* **Extracted information**
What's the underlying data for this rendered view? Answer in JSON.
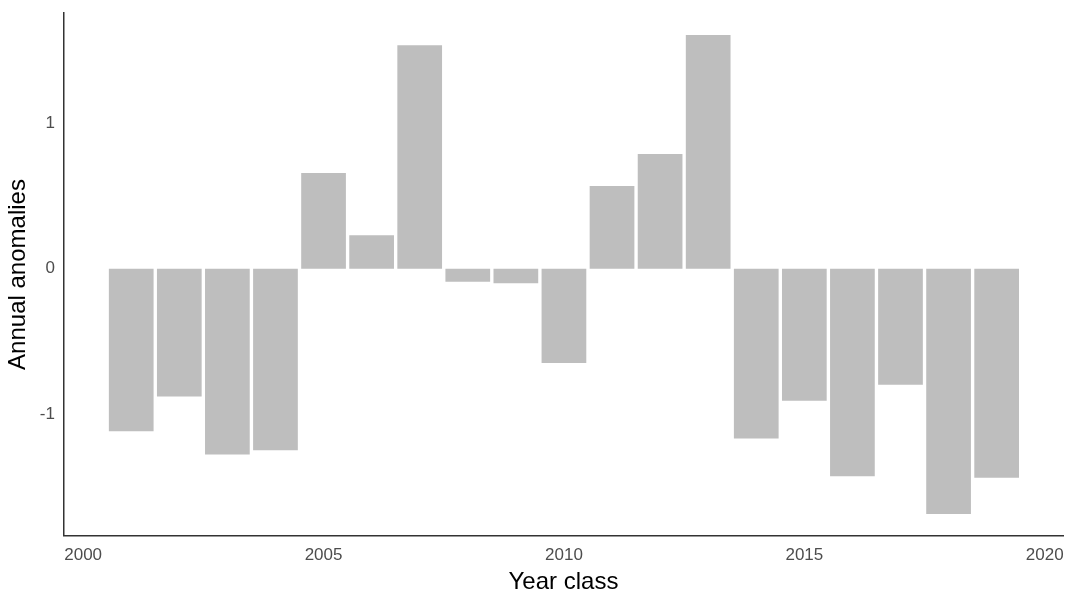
{
  "chart_data": {
    "type": "bar",
    "xlabel": "Year class",
    "ylabel": "Annual anomalies",
    "x": [
      2001,
      2002,
      2003,
      2004,
      2005,
      2006,
      2007,
      2008,
      2009,
      2010,
      2011,
      2012,
      2013,
      2014,
      2015,
      2016,
      2017,
      2018,
      2019
    ],
    "values": [
      -1.12,
      -0.88,
      -1.28,
      -1.25,
      0.66,
      0.23,
      1.54,
      -0.09,
      -0.1,
      -0.65,
      0.57,
      0.79,
      1.61,
      -1.17,
      -0.91,
      -1.43,
      -0.8,
      -1.69,
      -1.44
    ],
    "color": "#bebebe",
    "xlim": [
      1999.6,
      2020.38
    ],
    "xticks": [
      2000,
      2005,
      2010,
      2015,
      2020
    ],
    "ylim": [
      -1.84,
      1.76
    ],
    "yticks": [
      -1,
      0,
      1
    ],
    "grid": false,
    "legend": false
  }
}
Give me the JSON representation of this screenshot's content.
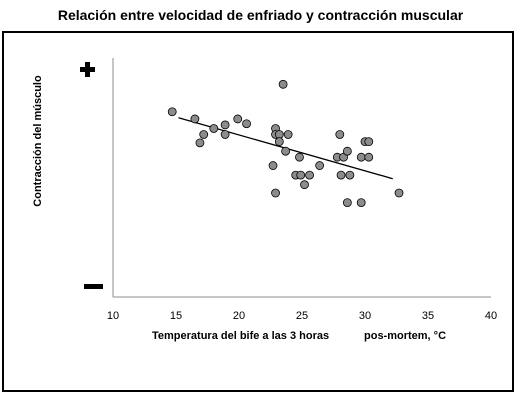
{
  "chart_data": {
    "type": "scatter",
    "title": "Relación entre velocidad de enfriado y contracción muscular",
    "xlabel_part1": "Temperatura del bife a las 3 horas",
    "xlabel_part2": "pos-mortem, °C",
    "ylabel": "Contracción del músculo",
    "y_top_symbol": "+",
    "y_bottom_symbol": "−",
    "xlim": [
      10,
      40
    ],
    "xticks": [
      10,
      15,
      20,
      25,
      30,
      35,
      40
    ],
    "ylim": [
      0,
      10
    ],
    "grid": false,
    "legend": "none",
    "colors": {
      "point_fill": "#8c8c8c",
      "point_stroke": "#000000",
      "trend": "#000000"
    },
    "points": [
      {
        "x": 14.7,
        "y": 7.75
      },
      {
        "x": 16.5,
        "y": 7.45
      },
      {
        "x": 16.9,
        "y": 6.45
      },
      {
        "x": 17.2,
        "y": 6.8
      },
      {
        "x": 18.0,
        "y": 7.05
      },
      {
        "x": 18.9,
        "y": 7.2
      },
      {
        "x": 18.9,
        "y": 6.8
      },
      {
        "x": 19.9,
        "y": 7.45
      },
      {
        "x": 20.6,
        "y": 7.25
      },
      {
        "x": 22.7,
        "y": 5.5
      },
      {
        "x": 22.9,
        "y": 7.05
      },
      {
        "x": 22.9,
        "y": 6.8
      },
      {
        "x": 22.9,
        "y": 4.35
      },
      {
        "x": 23.2,
        "y": 6.8
      },
      {
        "x": 23.2,
        "y": 6.5
      },
      {
        "x": 23.5,
        "y": 8.9
      },
      {
        "x": 23.7,
        "y": 6.1
      },
      {
        "x": 23.9,
        "y": 6.8
      },
      {
        "x": 24.5,
        "y": 5.1
      },
      {
        "x": 24.8,
        "y": 5.85
      },
      {
        "x": 24.9,
        "y": 5.1
      },
      {
        "x": 25.2,
        "y": 4.7
      },
      {
        "x": 25.6,
        "y": 5.1
      },
      {
        "x": 26.4,
        "y": 5.5
      },
      {
        "x": 27.8,
        "y": 5.85
      },
      {
        "x": 28.0,
        "y": 6.8
      },
      {
        "x": 28.1,
        "y": 5.1
      },
      {
        "x": 28.3,
        "y": 5.85
      },
      {
        "x": 28.6,
        "y": 6.1
      },
      {
        "x": 28.6,
        "y": 3.95
      },
      {
        "x": 28.8,
        "y": 5.1
      },
      {
        "x": 29.7,
        "y": 5.85
      },
      {
        "x": 29.7,
        "y": 3.95
      },
      {
        "x": 30.0,
        "y": 6.5
      },
      {
        "x": 30.3,
        "y": 6.5
      },
      {
        "x": 30.3,
        "y": 5.85
      },
      {
        "x": 32.7,
        "y": 4.35
      }
    ],
    "trendline": {
      "x": [
        15.2,
        32.2
      ],
      "y": [
        7.5,
        4.95
      ]
    }
  }
}
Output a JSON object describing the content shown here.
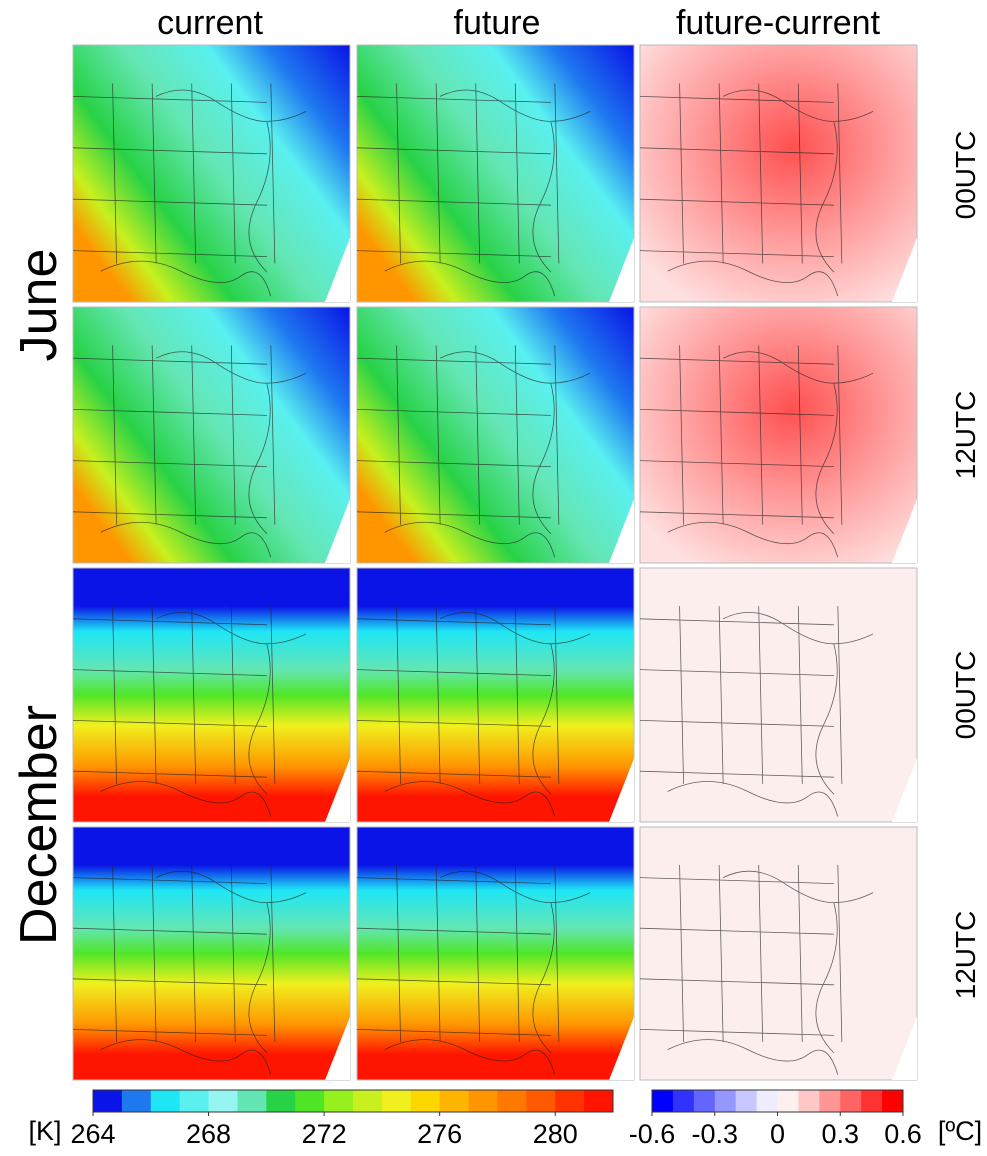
{
  "columns": [
    "current",
    "future",
    "future-current"
  ],
  "months": [
    "June",
    "December"
  ],
  "times": [
    "00UTC",
    "12UTC",
    "00UTC",
    "12UTC"
  ],
  "colorbars": [
    {
      "unit": "[K]",
      "lim": [
        264,
        282
      ],
      "ticks": [
        264,
        268,
        272,
        276,
        280
      ],
      "colors": [
        "#0a14e6",
        "#1e78f0",
        "#1ee6f5",
        "#5af0f0",
        "#96f5f0",
        "#64e6b4",
        "#28d246",
        "#50e628",
        "#96f01e",
        "#c8f01e",
        "#f0f01e",
        "#ffd700",
        "#ffb400",
        "#ff9600",
        "#ff7800",
        "#ff5a00",
        "#ff3200",
        "#ff1400"
      ]
    },
    {
      "unit": "[ºC]",
      "lim": [
        -0.6,
        0.6
      ],
      "ticks": [
        -0.6,
        -0.3,
        0,
        0.3,
        0.6
      ],
      "colors": [
        "#0000ff",
        "#3232ff",
        "#6464ff",
        "#9696ff",
        "#c8c8ff",
        "#eeeeff",
        "#fff0f0",
        "#ffc8c8",
        "#ff9696",
        "#ff6464",
        "#ff3232",
        "#ff0000"
      ]
    }
  ]
}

* **Requirement**
Transcribe the listing above verbatim. Omit the pictures.

* **Task response**
What's the underlying data for this rendered view? Answer in JSON.
{
  "chart_data": {
    "type": "bar",
    "xlabel": "Year class",
    "ylabel": "Annual anomalies",
    "x": [
      2001,
      2002,
      2003,
      2004,
      2005,
      2006,
      2007,
      2008,
      2009,
      2010,
      2011,
      2012,
      2013,
      2014,
      2015,
      2016,
      2017,
      2018,
      2019
    ],
    "values": [
      -1.12,
      -0.88,
      -1.28,
      -1.25,
      0.66,
      0.23,
      1.54,
      -0.09,
      -0.1,
      -0.65,
      0.57,
      0.79,
      1.61,
      -1.17,
      -0.91,
      -1.43,
      -0.8,
      -1.69,
      -1.44
    ],
    "color": "#bebebe",
    "xlim": [
      1999.6,
      2020.38
    ],
    "xticks": [
      2000,
      2005,
      2010,
      2015,
      2020
    ],
    "ylim": [
      -1.84,
      1.76
    ],
    "yticks": [
      -1,
      0,
      1
    ],
    "grid": false,
    "legend": false
  }
}
Give me the JSON representation of this screenshot's content.
{
  "chart_data": {
    "type": "scatter",
    "title": "Relación entre velocidad de enfriado y contracción muscular",
    "xlabel_part1": "Temperatura del bife a las 3 horas",
    "xlabel_part2": "pos-mortem, °C",
    "ylabel": "Contracción del músculo",
    "y_top_symbol": "+",
    "y_bottom_symbol": "−",
    "xlim": [
      10,
      40
    ],
    "xticks": [
      10,
      15,
      20,
      25,
      30,
      35,
      40
    ],
    "ylim": [
      0,
      10
    ],
    "grid": false,
    "legend": "none",
    "colors": {
      "point_fill": "#8c8c8c",
      "point_stroke": "#000000",
      "trend": "#000000"
    },
    "points": [
      {
        "x": 14.7,
        "y": 7.75
      },
      {
        "x": 16.5,
        "y": 7.45
      },
      {
        "x": 16.9,
        "y": 6.45
      },
      {
        "x": 17.2,
        "y": 6.8
      },
      {
        "x": 18.0,
        "y": 7.05
      },
      {
        "x": 18.9,
        "y": 7.2
      },
      {
        "x": 18.9,
        "y": 6.8
      },
      {
        "x": 19.9,
        "y": 7.45
      },
      {
        "x": 20.6,
        "y": 7.25
      },
      {
        "x": 22.7,
        "y": 5.5
      },
      {
        "x": 22.9,
        "y": 7.05
      },
      {
        "x": 22.9,
        "y": 6.8
      },
      {
        "x": 22.9,
        "y": 4.35
      },
      {
        "x": 23.2,
        "y": 6.8
      },
      {
        "x": 23.2,
        "y": 6.5
      },
      {
        "x": 23.5,
        "y": 8.9
      },
      {
        "x": 23.7,
        "y": 6.1
      },
      {
        "x": 23.9,
        "y": 6.8
      },
      {
        "x": 24.5,
        "y": 5.1
      },
      {
        "x": 24.8,
        "y": 5.85
      },
      {
        "x": 24.9,
        "y": 5.1
      },
      {
        "x": 25.2,
        "y": 4.7
      },
      {
        "x": 25.6,
        "y": 5.1
      },
      {
        "x": 26.4,
        "y": 5.5
      },
      {
        "x": 27.8,
        "y": 5.85
      },
      {
        "x": 28.0,
        "y": 6.8
      },
      {
        "x": 28.1,
        "y": 5.1
      },
      {
        "x": 28.3,
        "y": 5.85
      },
      {
        "x": 28.6,
        "y": 6.1
      },
      {
        "x": 28.6,
        "y": 3.95
      },
      {
        "x": 28.8,
        "y": 5.1
      },
      {
        "x": 29.7,
        "y": 5.85
      },
      {
        "x": 29.7,
        "y": 3.95
      },
      {
        "x": 30.0,
        "y": 6.5
      },
      {
        "x": 30.3,
        "y": 6.5
      },
      {
        "x": 30.3,
        "y": 5.85
      },
      {
        "x": 32.7,
        "y": 4.35
      }
    ],
    "trendline": {
      "x": [
        15.2,
        32.2
      ],
      "y": [
        7.5,
        4.95
      ]
    }
  }
}
Output a JSON object describing the content shown here.
{
  "columns": [
    "current",
    "future",
    "future-current"
  ],
  "months": [
    "June",
    "December"
  ],
  "times": [
    "00UTC",
    "12UTC",
    "00UTC",
    "12UTC"
  ],
  "colorbars": [
    {
      "unit": "[K]",
      "lim": [
        264,
        282
      ],
      "ticks": [
        264,
        268,
        272,
        276,
        280
      ],
      "colors": [
        "#0a14e6",
        "#1e78f0",
        "#1ee6f5",
        "#5af0f0",
        "#96f5f0",
        "#64e6b4",
        "#28d246",
        "#50e628",
        "#96f01e",
        "#c8f01e",
        "#f0f01e",
        "#ffd700",
        "#ffb400",
        "#ff9600",
        "#ff7800",
        "#ff5a00",
        "#ff3200",
        "#ff1400"
      ]
    },
    {
      "unit": "[ºC]",
      "lim": [
        -0.6,
        0.6
      ],
      "ticks": [
        -0.6,
        -0.3,
        0,
        0.3,
        0.6
      ],
      "colors": [
        "#0000ff",
        "#3232ff",
        "#6464ff",
        "#9696ff",
        "#c8c8ff",
        "#eeeeff",
        "#fff0f0",
        "#ffc8c8",
        "#ff9696",
        "#ff6464",
        "#ff3232",
        "#ff0000"
      ]
    }
  ]
}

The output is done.